**Your objective:**
Check each line of the material. Copy those containing "score".

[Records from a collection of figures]
━━━━━━━━━━━━━━━━━━━━

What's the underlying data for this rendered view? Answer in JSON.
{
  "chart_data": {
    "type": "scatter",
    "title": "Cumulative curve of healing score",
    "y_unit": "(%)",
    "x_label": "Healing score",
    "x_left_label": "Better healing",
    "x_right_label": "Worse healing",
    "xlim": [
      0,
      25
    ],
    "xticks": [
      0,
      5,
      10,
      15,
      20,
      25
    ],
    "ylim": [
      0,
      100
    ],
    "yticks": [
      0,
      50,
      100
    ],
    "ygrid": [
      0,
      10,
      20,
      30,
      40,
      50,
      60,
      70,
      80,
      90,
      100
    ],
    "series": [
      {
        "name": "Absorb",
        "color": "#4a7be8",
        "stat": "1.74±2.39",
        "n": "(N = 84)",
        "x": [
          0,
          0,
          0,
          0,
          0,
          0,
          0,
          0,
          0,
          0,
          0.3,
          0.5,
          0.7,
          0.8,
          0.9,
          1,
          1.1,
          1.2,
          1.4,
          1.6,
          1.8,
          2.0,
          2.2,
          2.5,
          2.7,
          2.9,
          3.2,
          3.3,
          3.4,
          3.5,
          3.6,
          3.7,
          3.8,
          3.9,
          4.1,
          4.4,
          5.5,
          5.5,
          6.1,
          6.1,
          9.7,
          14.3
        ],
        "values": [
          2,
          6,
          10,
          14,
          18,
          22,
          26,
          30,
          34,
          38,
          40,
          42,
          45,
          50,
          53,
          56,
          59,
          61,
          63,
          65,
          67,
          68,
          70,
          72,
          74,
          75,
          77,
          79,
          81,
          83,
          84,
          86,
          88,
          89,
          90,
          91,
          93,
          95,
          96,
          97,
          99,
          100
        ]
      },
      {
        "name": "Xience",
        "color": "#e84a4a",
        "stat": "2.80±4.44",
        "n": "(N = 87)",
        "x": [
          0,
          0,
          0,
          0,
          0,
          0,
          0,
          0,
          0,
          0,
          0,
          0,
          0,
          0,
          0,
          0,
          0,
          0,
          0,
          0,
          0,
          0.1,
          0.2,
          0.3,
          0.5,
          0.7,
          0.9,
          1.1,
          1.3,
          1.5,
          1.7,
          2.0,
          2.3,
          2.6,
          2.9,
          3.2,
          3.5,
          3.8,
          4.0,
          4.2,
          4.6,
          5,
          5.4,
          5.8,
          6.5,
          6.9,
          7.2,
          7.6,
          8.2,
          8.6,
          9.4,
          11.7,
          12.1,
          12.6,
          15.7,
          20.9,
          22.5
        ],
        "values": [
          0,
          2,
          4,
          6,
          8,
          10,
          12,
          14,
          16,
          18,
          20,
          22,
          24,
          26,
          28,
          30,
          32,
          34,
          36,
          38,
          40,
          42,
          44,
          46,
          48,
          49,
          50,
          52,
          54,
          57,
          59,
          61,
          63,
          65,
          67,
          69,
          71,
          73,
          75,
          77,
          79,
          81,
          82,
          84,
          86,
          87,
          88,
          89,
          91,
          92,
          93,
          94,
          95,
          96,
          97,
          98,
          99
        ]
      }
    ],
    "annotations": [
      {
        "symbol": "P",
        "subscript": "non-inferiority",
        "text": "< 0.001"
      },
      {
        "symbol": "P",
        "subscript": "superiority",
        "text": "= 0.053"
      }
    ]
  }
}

━━━━━━━━━━━━━━━━━━━━

**Final result:**
    "title": "Cumulative curve of healing score",
    "x_label": "Healing score",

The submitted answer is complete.